▽

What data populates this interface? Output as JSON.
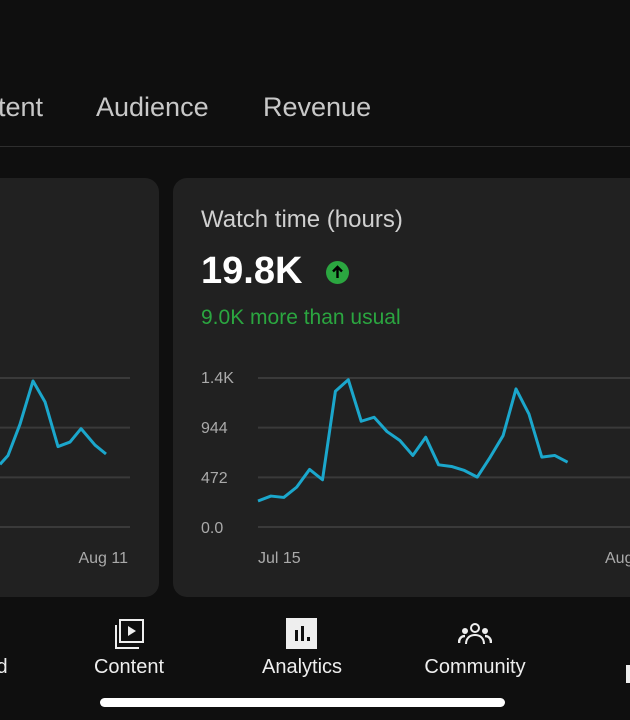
{
  "tabs": [
    {
      "label": "Content",
      "visible_text": "tent"
    },
    {
      "label": "Audience"
    },
    {
      "label": "Revenue"
    }
  ],
  "left_card": {
    "x_end_label": "Aug 11",
    "relative_values": [
      0.42,
      0.48,
      0.69,
      0.98,
      0.84,
      0.54,
      0.57,
      0.66,
      0.55,
      0.49
    ]
  },
  "watch_time_card": {
    "title": "Watch time (hours)",
    "value": "19.8K",
    "trend_icon": "arrow-up-circle-icon",
    "delta_text": "9.0K more than usual",
    "accent_color": "#2ba640",
    "line_color": "#1ba7cc"
  },
  "chart_data": {
    "type": "line",
    "title": "Watch time (hours)",
    "y_ticks": [
      "0.0",
      "472",
      "944",
      "1.4K"
    ],
    "ylim": [
      0,
      1416
    ],
    "x_tick_labels": [
      "Jul 15",
      "Aug"
    ],
    "grid": true,
    "x": [
      "Jul 15",
      "Jul 16",
      "Jul 17",
      "Jul 18",
      "Jul 19",
      "Jul 20",
      "Jul 21",
      "Jul 22",
      "Jul 23",
      "Jul 24",
      "Jul 25",
      "Jul 26",
      "Jul 27",
      "Jul 28",
      "Jul 29",
      "Jul 30",
      "Jul 31",
      "Aug 1",
      "Aug 2",
      "Aug 3",
      "Aug 4",
      "Aug 5",
      "Aug 6",
      "Aug 7",
      "Aug 8"
    ],
    "values": [
      247,
      294,
      281,
      379,
      547,
      449,
      1290,
      1400,
      1005,
      1043,
      907,
      822,
      680,
      853,
      591,
      575,
      537,
      474,
      664,
      869,
      1312,
      1075,
      664,
      680,
      616
    ]
  },
  "bottom_nav": [
    {
      "label": "d",
      "icon": "dashboard-icon"
    },
    {
      "label": "Content",
      "icon": "content-library-icon"
    },
    {
      "label": "Analytics",
      "icon": "analytics-icon",
      "active": true
    },
    {
      "label": "Community",
      "icon": "community-icon"
    },
    {
      "label": "",
      "icon": "earn-icon"
    }
  ]
}
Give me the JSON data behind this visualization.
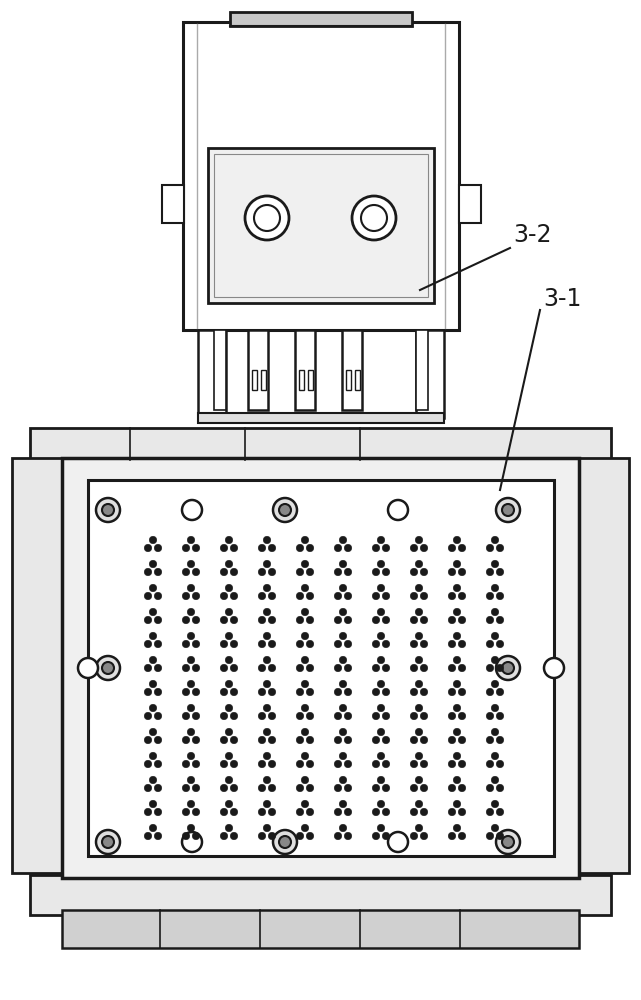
{
  "bg_color": "#ffffff",
  "line_color": "#1a1a1a",
  "label_32": "3-2",
  "label_31": "3-1",
  "figsize": [
    6.41,
    10.0
  ],
  "dpi": 100
}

△

Only lines with the string "JSON" belong in your answer; copy each one.

What data populates this interface? Output as JSON.
Give me the JSON data behind this visualization.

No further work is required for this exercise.